Task description: Extract the listing below in full, unchanged.

Data for processing:
START

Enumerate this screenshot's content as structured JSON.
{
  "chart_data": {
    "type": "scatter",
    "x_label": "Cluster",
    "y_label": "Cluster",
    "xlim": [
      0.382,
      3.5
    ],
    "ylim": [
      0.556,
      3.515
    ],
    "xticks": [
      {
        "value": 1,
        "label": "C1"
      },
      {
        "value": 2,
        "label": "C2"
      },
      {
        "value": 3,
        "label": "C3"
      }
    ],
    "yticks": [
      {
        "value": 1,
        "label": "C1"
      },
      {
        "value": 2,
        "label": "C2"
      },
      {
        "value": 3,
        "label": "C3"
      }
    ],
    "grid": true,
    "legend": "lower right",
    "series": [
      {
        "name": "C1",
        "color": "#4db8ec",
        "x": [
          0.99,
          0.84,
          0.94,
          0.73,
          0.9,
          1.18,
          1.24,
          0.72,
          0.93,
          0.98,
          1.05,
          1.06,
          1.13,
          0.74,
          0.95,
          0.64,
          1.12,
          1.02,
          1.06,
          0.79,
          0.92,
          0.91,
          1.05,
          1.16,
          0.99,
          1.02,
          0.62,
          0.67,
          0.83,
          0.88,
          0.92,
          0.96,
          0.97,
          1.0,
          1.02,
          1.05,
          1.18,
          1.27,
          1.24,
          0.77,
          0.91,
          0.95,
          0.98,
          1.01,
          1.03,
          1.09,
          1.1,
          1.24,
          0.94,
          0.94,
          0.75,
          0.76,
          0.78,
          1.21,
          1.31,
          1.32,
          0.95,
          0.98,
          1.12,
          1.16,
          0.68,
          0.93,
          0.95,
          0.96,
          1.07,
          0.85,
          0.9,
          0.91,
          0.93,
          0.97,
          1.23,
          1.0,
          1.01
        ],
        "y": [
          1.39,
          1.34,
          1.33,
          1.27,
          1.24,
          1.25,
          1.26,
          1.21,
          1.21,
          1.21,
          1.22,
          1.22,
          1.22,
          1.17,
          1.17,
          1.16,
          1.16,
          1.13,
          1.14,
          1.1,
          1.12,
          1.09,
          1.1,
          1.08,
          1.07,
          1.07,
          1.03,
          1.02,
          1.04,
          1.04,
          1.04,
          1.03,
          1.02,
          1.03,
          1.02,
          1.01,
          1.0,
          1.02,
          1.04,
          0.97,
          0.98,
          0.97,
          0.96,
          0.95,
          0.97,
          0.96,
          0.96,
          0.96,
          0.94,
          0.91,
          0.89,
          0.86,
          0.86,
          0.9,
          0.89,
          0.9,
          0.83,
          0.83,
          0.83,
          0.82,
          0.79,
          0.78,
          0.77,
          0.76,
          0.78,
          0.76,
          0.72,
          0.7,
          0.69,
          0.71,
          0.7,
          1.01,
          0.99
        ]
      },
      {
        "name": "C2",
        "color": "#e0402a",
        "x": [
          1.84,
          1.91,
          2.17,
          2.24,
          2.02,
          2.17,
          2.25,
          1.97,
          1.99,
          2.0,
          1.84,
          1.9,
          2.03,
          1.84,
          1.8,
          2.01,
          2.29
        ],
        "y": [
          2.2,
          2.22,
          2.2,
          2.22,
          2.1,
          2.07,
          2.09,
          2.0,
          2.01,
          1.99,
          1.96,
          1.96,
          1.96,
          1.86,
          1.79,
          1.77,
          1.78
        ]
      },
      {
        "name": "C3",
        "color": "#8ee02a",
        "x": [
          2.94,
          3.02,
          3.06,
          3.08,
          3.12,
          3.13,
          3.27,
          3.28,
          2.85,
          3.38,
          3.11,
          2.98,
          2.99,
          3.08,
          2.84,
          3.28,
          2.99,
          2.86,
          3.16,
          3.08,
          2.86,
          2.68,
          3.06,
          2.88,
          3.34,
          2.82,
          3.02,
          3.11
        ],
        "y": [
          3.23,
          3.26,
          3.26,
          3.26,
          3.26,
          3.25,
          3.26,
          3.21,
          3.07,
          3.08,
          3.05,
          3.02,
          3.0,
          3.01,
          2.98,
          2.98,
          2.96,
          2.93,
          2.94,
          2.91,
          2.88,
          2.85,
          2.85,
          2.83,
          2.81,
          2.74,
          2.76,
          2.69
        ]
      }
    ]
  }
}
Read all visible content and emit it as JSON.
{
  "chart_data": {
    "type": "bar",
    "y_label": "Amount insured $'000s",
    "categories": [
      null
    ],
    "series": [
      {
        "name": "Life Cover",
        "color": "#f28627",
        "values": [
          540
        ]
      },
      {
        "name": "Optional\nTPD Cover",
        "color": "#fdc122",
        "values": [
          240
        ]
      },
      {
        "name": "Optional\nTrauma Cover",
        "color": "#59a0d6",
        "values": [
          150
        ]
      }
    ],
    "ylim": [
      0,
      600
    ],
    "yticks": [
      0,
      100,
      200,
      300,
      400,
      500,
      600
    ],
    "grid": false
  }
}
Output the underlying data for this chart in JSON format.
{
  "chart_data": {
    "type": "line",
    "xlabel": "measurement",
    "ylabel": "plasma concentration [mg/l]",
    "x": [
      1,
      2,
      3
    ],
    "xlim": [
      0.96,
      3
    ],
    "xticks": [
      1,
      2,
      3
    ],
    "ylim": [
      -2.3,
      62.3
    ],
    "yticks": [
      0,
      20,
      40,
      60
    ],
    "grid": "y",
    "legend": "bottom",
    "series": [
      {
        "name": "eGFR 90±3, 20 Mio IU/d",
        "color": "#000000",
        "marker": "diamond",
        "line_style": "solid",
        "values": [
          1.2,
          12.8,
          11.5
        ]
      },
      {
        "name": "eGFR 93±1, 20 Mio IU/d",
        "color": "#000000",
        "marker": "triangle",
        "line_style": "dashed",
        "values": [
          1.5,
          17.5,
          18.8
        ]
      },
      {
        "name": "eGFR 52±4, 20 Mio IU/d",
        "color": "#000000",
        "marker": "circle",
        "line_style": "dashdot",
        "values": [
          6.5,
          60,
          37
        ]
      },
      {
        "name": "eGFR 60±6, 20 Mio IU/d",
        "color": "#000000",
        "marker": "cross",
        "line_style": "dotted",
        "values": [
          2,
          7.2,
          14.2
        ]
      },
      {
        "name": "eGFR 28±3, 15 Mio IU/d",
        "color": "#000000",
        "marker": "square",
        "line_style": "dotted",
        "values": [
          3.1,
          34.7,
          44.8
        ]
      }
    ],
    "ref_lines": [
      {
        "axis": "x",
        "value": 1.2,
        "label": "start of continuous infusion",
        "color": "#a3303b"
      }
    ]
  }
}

END

Correct answer:
Enumerate this screenshot's content as structured JSON.
{
  "chart_data": {
    "type": "scatter",
    "x_label": "Cluster",
    "y_label": "Cluster",
    "xlim": [
      0.382,
      3.5
    ],
    "ylim": [
      0.556,
      3.515
    ],
    "xticks": [
      {
        "value": 1,
        "label": "C1"
      },
      {
        "value": 2,
        "label": "C2"
      },
      {
        "value": 3,
        "label": "C3"
      }
    ],
    "yticks": [
      {
        "value": 1,
        "label": "C1"
      },
      {
        "value": 2,
        "label": "C2"
      },
      {
        "value": 3,
        "label": "C3"
      }
    ],
    "grid": true,
    "legend": "lower right",
    "series": [
      {
        "name": "C1",
        "color": "#4db8ec",
        "x": [
          0.99,
          0.84,
          0.94,
          0.73,
          0.9,
          1.18,
          1.24,
          0.72,
          0.93,
          0.98,
          1.05,
          1.06,
          1.13,
          0.74,
          0.95,
          0.64,
          1.12,
          1.02,
          1.06,
          0.79,
          0.92,
          0.91,
          1.05,
          1.16,
          0.99,
          1.02,
          0.62,
          0.67,
          0.83,
          0.88,
          0.92,
          0.96,
          0.97,
          1.0,
          1.02,
          1.05,
          1.18,
          1.27,
          1.24,
          0.77,
          0.91,
          0.95,
          0.98,
          1.01,
          1.03,
          1.09,
          1.1,
          1.24,
          0.94,
          0.94,
          0.75,
          0.76,
          0.78,
          1.21,
          1.31,
          1.32,
          0.95,
          0.98,
          1.12,
          1.16,
          0.68,
          0.93,
          0.95,
          0.96,
          1.07,
          0.85,
          0.9,
          0.91,
          0.93,
          0.97,
          1.23,
          1.0,
          1.01
        ],
        "y": [
          1.39,
          1.34,
          1.33,
          1.27,
          1.24,
          1.25,
          1.26,
          1.21,
          1.21,
          1.21,
          1.22,
          1.22,
          1.22,
          1.17,
          1.17,
          1.16,
          1.16,
          1.13,
          1.14,
          1.1,
          1.12,
          1.09,
          1.1,
          1.08,
          1.07,
          1.07,
          1.03,
          1.02,
          1.04,
          1.04,
          1.04,
          1.03,
          1.02,
          1.03,
          1.02,
          1.01,
          1.0,
          1.02,
          1.04,
          0.97,
          0.98,
          0.97,
          0.96,
          0.95,
          0.97,
          0.96,
          0.96,
          0.96,
          0.94,
          0.91,
          0.89,
          0.86,
          0.86,
          0.9,
          0.89,
          0.9,
          0.83,
          0.83,
          0.83,
          0.82,
          0.79,
          0.78,
          0.77,
          0.76,
          0.78,
          0.76,
          0.72,
          0.7,
          0.69,
          0.71,
          0.7,
          1.01,
          0.99
        ]
      },
      {
        "name": "C2",
        "color": "#e0402a",
        "x": [
          1.84,
          1.91,
          2.17,
          2.24,
          2.02,
          2.17,
          2.25,
          1.97,
          1.99,
          2.0,
          1.84,
          1.9,
          2.03,
          1.84,
          1.8,
          2.01,
          2.29
        ],
        "y": [
          2.2,
          2.22,
          2.2,
          2.22,
          2.1,
          2.07,
          2.09,
          2.0,
          2.01,
          1.99,
          1.96,
          1.96,
          1.96,
          1.86,
          1.79,
          1.77,
          1.78
        ]
      },
      {
        "name": "C3",
        "color": "#8ee02a",
        "x": [
          2.94,
          3.02,
          3.06,
          3.08,
          3.12,
          3.13,
          3.27,
          3.28,
          2.85,
          3.38,
          3.11,
          2.98,
          2.99,
          3.08,
          2.84,
          3.28,
          2.99,
          2.86,
          3.16,
          3.08,
          2.86,
          2.68,
          3.06,
          2.88,
          3.34,
          2.82,
          3.02,
          3.11
        ],
        "y": [
          3.23,
          3.26,
          3.26,
          3.26,
          3.26,
          3.25,
          3.26,
          3.21,
          3.07,
          3.08,
          3.05,
          3.02,
          3.0,
          3.01,
          2.98,
          2.98,
          2.96,
          2.93,
          2.94,
          2.91,
          2.88,
          2.85,
          2.85,
          2.83,
          2.81,
          2.74,
          2.76,
          2.69
        ]
      }
    ]
  }
}
Read all visible content and emit it as JSON.
{
  "chart_data": {
    "type": "bar",
    "y_label": "Amount insured $'000s",
    "categories": [
      null
    ],
    "series": [
      {
        "name": "Life Cover",
        "color": "#f28627",
        "values": [
          540
        ]
      },
      {
        "name": "Optional\nTPD Cover",
        "color": "#fdc122",
        "values": [
          240
        ]
      },
      {
        "name": "Optional\nTrauma Cover",
        "color": "#59a0d6",
        "values": [
          150
        ]
      }
    ],
    "ylim": [
      0,
      600
    ],
    "yticks": [
      0,
      100,
      200,
      300,
      400,
      500,
      600
    ],
    "grid": false
  }
}
Output the underlying data for this chart in JSON format.
{
  "chart_data": {
    "type": "line",
    "xlabel": "measurement",
    "ylabel": "plasma concentration [mg/l]",
    "x": [
      1,
      2,
      3
    ],
    "xlim": [
      0.96,
      3
    ],
    "xticks": [
      1,
      2,
      3
    ],
    "ylim": [
      -2.3,
      62.3
    ],
    "yticks": [
      0,
      20,
      40,
      60
    ],
    "grid": "y",
    "legend": "bottom",
    "series": [
      {
        "name": "eGFR 90±3, 20 Mio IU/d",
        "color": "#000000",
        "marker": "diamond",
        "line_style": "solid",
        "values": [
          1.2,
          12.8,
          11.5
        ]
      },
      {
        "name": "eGFR 93±1, 20 Mio IU/d",
        "color": "#000000",
        "marker": "triangle",
        "line_style": "dashed",
        "values": [
          1.5,
          17.5,
          18.8
        ]
      },
      {
        "name": "eGFR 52±4, 20 Mio IU/d",
        "color": "#000000",
        "marker": "circle",
        "line_style": "dashdot",
        "values": [
          6.5,
          60,
          37
        ]
      },
      {
        "name": "eGFR 60±6, 20 Mio IU/d",
        "color": "#000000",
        "marker": "cross",
        "line_style": "dotted",
        "values": [
          2,
          7.2,
          14.2
        ]
      },
      {
        "name": "eGFR 28±3, 15 Mio IU/d",
        "color": "#000000",
        "marker": "square",
        "line_style": "dotted",
        "values": [
          3.1,
          34.7,
          44.8
        ]
      }
    ],
    "ref_lines": [
      {
        "axis": "x",
        "value": 1.2,
        "label": "start of continuous infusion",
        "color": "#a3303b"
      }
    ]
  }
}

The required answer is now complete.